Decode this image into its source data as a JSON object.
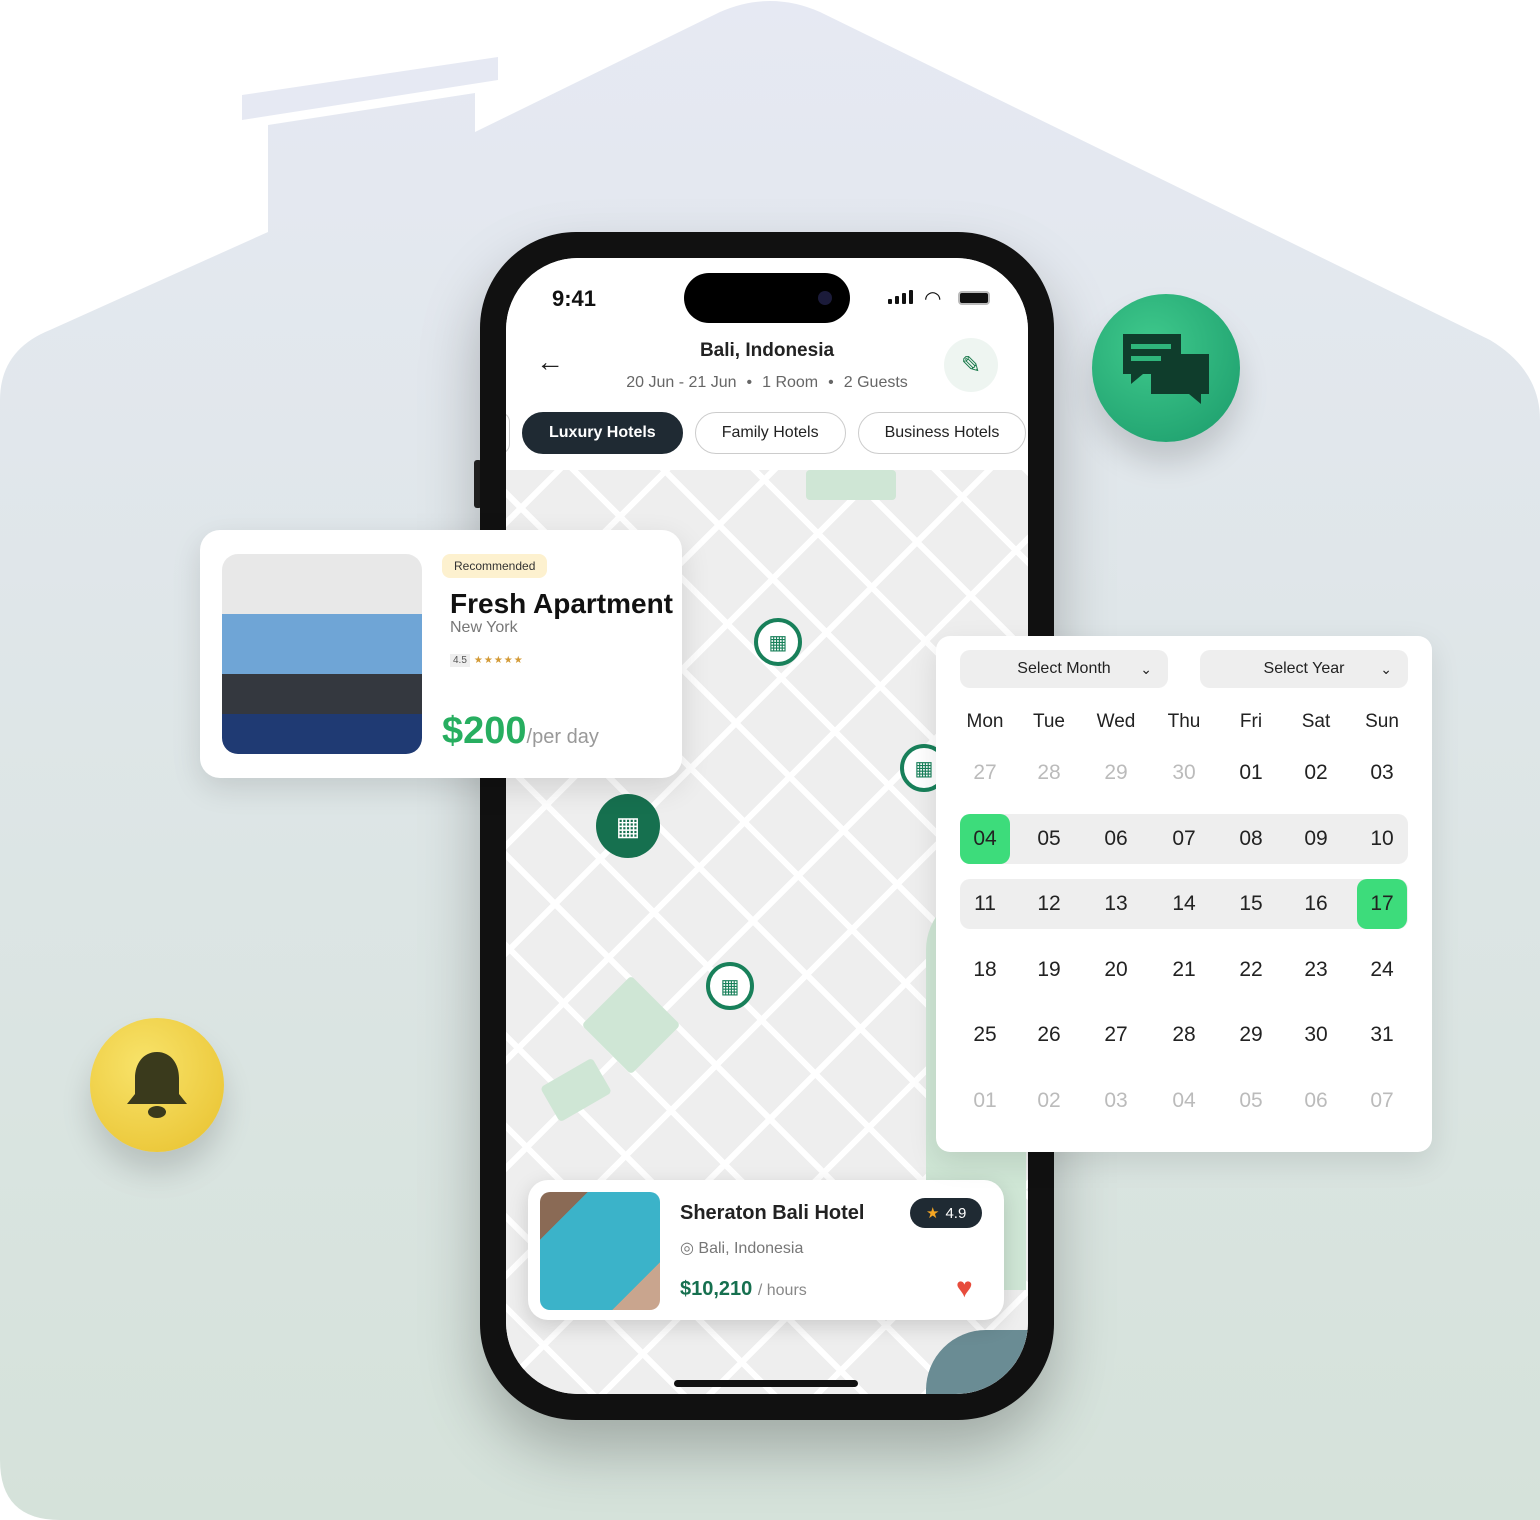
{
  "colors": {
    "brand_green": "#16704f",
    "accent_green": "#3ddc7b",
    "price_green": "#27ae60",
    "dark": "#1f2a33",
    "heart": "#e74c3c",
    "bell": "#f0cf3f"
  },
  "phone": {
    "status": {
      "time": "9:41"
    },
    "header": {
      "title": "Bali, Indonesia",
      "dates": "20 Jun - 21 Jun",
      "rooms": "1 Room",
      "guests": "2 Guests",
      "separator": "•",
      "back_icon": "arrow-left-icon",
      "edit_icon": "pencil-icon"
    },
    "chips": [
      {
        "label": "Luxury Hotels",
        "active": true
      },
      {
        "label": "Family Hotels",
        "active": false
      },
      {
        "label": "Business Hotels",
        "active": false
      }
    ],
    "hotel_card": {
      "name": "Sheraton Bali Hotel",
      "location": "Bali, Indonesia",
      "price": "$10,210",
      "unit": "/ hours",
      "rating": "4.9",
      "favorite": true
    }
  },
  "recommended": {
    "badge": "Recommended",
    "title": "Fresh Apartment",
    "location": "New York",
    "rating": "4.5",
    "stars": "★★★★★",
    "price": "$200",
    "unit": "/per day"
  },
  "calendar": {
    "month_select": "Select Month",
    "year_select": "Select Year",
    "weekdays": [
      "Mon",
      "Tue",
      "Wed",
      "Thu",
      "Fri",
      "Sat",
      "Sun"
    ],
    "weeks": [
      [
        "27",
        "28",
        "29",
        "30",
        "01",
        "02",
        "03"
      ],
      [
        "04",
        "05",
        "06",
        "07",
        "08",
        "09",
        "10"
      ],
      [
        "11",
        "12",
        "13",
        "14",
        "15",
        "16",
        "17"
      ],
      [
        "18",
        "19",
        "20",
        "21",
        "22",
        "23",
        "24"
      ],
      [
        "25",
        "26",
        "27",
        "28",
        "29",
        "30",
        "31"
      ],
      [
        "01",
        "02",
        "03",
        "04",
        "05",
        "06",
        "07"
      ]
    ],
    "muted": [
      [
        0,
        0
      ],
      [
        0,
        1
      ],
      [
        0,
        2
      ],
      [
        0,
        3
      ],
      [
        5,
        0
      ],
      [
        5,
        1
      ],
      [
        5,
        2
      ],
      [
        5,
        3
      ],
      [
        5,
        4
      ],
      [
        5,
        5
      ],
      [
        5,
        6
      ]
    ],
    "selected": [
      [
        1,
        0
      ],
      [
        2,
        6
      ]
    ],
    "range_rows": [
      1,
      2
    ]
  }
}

**WRITTEN PROBLEM:** Output the records above exactly; leave out the pictures.

**REPLY TO THE TASK:**
Decode this image into its source data as a JSON object.
{
  "colors": {
    "brand_green": "#16704f",
    "accent_green": "#3ddc7b",
    "price_green": "#27ae60",
    "dark": "#1f2a33",
    "heart": "#e74c3c",
    "bell": "#f0cf3f"
  },
  "phone": {
    "status": {
      "time": "9:41"
    },
    "header": {
      "title": "Bali, Indonesia",
      "dates": "20 Jun - 21 Jun",
      "rooms": "1 Room",
      "guests": "2 Guests",
      "separator": "•",
      "back_icon": "arrow-left-icon",
      "edit_icon": "pencil-icon"
    },
    "chips": [
      {
        "label": "Luxury Hotels",
        "active": true
      },
      {
        "label": "Family Hotels",
        "active": false
      },
      {
        "label": "Business Hotels",
        "active": false
      }
    ],
    "hotel_card": {
      "name": "Sheraton Bali Hotel",
      "location": "Bali, Indonesia",
      "price": "$10,210",
      "unit": "/ hours",
      "rating": "4.9",
      "favorite": true
    }
  },
  "recommended": {
    "badge": "Recommended",
    "title": "Fresh Apartment",
    "location": "New York",
    "rating": "4.5",
    "stars": "★★★★★",
    "price": "$200",
    "unit": "/per day"
  },
  "calendar": {
    "month_select": "Select Month",
    "year_select": "Select Year",
    "weekdays": [
      "Mon",
      "Tue",
      "Wed",
      "Thu",
      "Fri",
      "Sat",
      "Sun"
    ],
    "weeks": [
      [
        "27",
        "28",
        "29",
        "30",
        "01",
        "02",
        "03"
      ],
      [
        "04",
        "05",
        "06",
        "07",
        "08",
        "09",
        "10"
      ],
      [
        "11",
        "12",
        "13",
        "14",
        "15",
        "16",
        "17"
      ],
      [
        "18",
        "19",
        "20",
        "21",
        "22",
        "23",
        "24"
      ],
      [
        "25",
        "26",
        "27",
        "28",
        "29",
        "30",
        "31"
      ],
      [
        "01",
        "02",
        "03",
        "04",
        "05",
        "06",
        "07"
      ]
    ],
    "muted": [
      [
        0,
        0
      ],
      [
        0,
        1
      ],
      [
        0,
        2
      ],
      [
        0,
        3
      ],
      [
        5,
        0
      ],
      [
        5,
        1
      ],
      [
        5,
        2
      ],
      [
        5,
        3
      ],
      [
        5,
        4
      ],
      [
        5,
        5
      ],
      [
        5,
        6
      ]
    ],
    "selected": [
      [
        1,
        0
      ],
      [
        2,
        6
      ]
    ],
    "range_rows": [
      1,
      2
    ]
  }
}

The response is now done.